_The task:_ Extract every line of the material below and reproduce each one unchanged, in the same order.

_Source material:_
***
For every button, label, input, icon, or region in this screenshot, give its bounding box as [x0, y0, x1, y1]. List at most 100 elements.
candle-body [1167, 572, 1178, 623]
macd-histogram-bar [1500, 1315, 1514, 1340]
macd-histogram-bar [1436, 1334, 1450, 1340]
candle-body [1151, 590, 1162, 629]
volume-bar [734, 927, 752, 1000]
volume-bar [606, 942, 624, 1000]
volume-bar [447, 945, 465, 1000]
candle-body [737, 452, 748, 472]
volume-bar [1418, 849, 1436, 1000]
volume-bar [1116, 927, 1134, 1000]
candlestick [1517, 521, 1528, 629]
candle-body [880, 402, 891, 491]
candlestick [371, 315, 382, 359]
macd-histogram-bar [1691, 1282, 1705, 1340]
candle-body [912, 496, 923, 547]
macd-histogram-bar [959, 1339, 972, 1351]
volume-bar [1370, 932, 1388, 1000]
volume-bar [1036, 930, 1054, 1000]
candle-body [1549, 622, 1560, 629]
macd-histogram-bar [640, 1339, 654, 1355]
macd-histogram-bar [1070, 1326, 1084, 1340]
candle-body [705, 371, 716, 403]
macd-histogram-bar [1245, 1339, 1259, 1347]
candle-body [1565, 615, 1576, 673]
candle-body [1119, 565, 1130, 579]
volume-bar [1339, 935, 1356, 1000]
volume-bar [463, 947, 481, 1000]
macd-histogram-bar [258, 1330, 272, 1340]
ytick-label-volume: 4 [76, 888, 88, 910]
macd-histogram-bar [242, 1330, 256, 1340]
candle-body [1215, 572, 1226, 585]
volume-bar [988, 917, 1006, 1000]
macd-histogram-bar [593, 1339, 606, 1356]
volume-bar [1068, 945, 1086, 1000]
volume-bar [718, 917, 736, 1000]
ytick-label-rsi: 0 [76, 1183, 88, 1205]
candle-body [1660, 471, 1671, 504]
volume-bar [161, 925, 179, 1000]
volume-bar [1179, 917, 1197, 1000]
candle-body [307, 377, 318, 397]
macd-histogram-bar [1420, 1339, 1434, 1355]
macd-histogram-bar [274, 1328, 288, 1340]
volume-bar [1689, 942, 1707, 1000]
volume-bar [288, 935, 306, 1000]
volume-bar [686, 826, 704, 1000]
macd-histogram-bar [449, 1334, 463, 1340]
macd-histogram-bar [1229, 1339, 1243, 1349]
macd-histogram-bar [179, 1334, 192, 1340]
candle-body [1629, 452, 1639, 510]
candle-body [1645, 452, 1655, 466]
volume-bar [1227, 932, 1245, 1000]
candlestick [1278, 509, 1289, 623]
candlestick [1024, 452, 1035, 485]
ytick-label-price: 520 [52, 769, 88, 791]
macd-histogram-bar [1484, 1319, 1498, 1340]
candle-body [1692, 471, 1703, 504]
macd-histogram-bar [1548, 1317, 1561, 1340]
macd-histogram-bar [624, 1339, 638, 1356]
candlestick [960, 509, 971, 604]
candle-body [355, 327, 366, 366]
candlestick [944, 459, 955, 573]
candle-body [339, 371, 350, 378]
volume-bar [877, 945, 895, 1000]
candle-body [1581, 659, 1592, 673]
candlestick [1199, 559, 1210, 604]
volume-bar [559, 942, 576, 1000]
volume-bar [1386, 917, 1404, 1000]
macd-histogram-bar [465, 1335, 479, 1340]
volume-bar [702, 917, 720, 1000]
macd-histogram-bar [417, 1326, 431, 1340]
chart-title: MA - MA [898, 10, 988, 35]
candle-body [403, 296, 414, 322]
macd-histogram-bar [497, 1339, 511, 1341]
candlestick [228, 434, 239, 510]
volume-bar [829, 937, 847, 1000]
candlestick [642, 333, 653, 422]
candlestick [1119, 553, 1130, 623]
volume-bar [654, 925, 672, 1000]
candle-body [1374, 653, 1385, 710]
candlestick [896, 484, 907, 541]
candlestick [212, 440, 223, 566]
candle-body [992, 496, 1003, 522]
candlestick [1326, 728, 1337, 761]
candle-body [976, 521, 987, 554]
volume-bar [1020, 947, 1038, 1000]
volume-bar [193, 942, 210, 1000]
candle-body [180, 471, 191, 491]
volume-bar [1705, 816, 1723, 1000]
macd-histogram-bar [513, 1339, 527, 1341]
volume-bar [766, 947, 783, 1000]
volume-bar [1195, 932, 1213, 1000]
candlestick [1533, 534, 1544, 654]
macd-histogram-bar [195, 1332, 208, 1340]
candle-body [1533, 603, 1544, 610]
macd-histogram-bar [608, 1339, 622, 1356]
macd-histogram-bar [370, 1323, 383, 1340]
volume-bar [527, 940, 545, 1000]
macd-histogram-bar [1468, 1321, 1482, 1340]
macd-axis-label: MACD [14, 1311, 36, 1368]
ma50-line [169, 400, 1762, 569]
***
_Completed task:_
For every button, label, input, icon, or region in this screenshot, give its bounding box as [x0, y0, x1, y1]. List at most 100 elements.
candle-body [1167, 572, 1178, 623]
macd-histogram-bar [1500, 1315, 1514, 1340]
macd-histogram-bar [1436, 1334, 1450, 1340]
candle-body [1151, 590, 1162, 629]
volume-bar [734, 927, 752, 1000]
volume-bar [606, 942, 624, 1000]
volume-bar [447, 945, 465, 1000]
candle-body [737, 452, 748, 472]
volume-bar [1418, 849, 1436, 1000]
volume-bar [1116, 927, 1134, 1000]
candlestick [1517, 521, 1528, 629]
candle-body [880, 402, 891, 491]
candlestick [371, 315, 382, 359]
macd-histogram-bar [1691, 1282, 1705, 1340]
candle-body [912, 496, 923, 547]
macd-histogram-bar [959, 1339, 972, 1351]
volume-bar [1370, 932, 1388, 1000]
volume-bar [1036, 930, 1054, 1000]
candle-body [1549, 622, 1560, 629]
macd-histogram-bar [640, 1339, 654, 1355]
macd-histogram-bar [1070, 1326, 1084, 1340]
candle-body [705, 371, 716, 403]
macd-histogram-bar [1245, 1339, 1259, 1347]
candle-body [1565, 615, 1576, 673]
candle-body [1119, 565, 1130, 579]
volume-bar [1339, 935, 1356, 1000]
volume-bar [463, 947, 481, 1000]
macd-histogram-bar [258, 1330, 272, 1340]
ytick-label-volume: 4 [76, 888, 88, 910]
macd-histogram-bar [242, 1330, 256, 1340]
candle-body [1215, 572, 1226, 585]
volume-bar [988, 917, 1006, 1000]
macd-histogram-bar [593, 1339, 606, 1356]
volume-bar [1068, 945, 1086, 1000]
volume-bar [718, 917, 736, 1000]
ytick-label-rsi: 0 [76, 1183, 88, 1205]
candle-body [1660, 471, 1671, 504]
volume-bar [161, 925, 179, 1000]
volume-bar [1179, 917, 1197, 1000]
candle-body [307, 377, 318, 397]
macd-histogram-bar [1420, 1339, 1434, 1355]
macd-histogram-bar [274, 1328, 288, 1340]
volume-bar [1689, 942, 1707, 1000]
volume-bar [288, 935, 306, 1000]
volume-bar [686, 826, 704, 1000]
macd-histogram-bar [449, 1334, 463, 1340]
macd-histogram-bar [1229, 1339, 1243, 1349]
macd-histogram-bar [179, 1334, 192, 1340]
candle-body [1629, 452, 1639, 510]
candle-body [1645, 452, 1655, 466]
volume-bar [1227, 932, 1245, 1000]
candlestick [1278, 509, 1289, 623]
candlestick [1024, 452, 1035, 485]
ytick-label-price: 520 [52, 769, 88, 791]
macd-histogram-bar [1484, 1319, 1498, 1340]
candle-body [1692, 471, 1703, 504]
macd-histogram-bar [1548, 1317, 1561, 1340]
macd-histogram-bar [624, 1339, 638, 1356]
candlestick [960, 509, 971, 604]
candle-body [355, 327, 366, 366]
candlestick [944, 459, 955, 573]
candle-body [339, 371, 350, 378]
volume-bar [877, 945, 895, 1000]
candle-body [1581, 659, 1592, 673]
candlestick [1199, 559, 1210, 604]
volume-bar [559, 942, 576, 1000]
volume-bar [1386, 917, 1404, 1000]
macd-histogram-bar [465, 1335, 479, 1340]
volume-bar [702, 917, 720, 1000]
macd-histogram-bar [417, 1326, 431, 1340]
chart-title: MA - MA [898, 10, 988, 35]
candle-body [403, 296, 414, 322]
macd-histogram-bar [497, 1339, 511, 1341]
candlestick [228, 434, 239, 510]
volume-bar [829, 937, 847, 1000]
candlestick [642, 333, 653, 422]
candlestick [1119, 553, 1130, 623]
volume-bar [654, 925, 672, 1000]
candle-body [1374, 653, 1385, 710]
candlestick [896, 484, 907, 541]
candlestick [212, 440, 223, 566]
candle-body [992, 496, 1003, 522]
candlestick [1326, 728, 1337, 761]
candle-body [976, 521, 987, 554]
volume-bar [1020, 947, 1038, 1000]
volume-bar [193, 942, 210, 1000]
candle-body [180, 471, 191, 491]
volume-bar [1705, 816, 1723, 1000]
macd-histogram-bar [513, 1339, 527, 1341]
volume-bar [766, 947, 783, 1000]
volume-bar [1195, 932, 1213, 1000]
candlestick [1533, 534, 1544, 654]
macd-histogram-bar [195, 1332, 208, 1340]
candle-body [1533, 603, 1544, 610]
macd-histogram-bar [608, 1339, 622, 1356]
macd-histogram-bar [370, 1323, 383, 1340]
volume-bar [527, 940, 545, 1000]
macd-histogram-bar [1468, 1321, 1482, 1340]
macd-axis-label: MACD [14, 1311, 36, 1368]
ma50-line [169, 400, 1762, 569]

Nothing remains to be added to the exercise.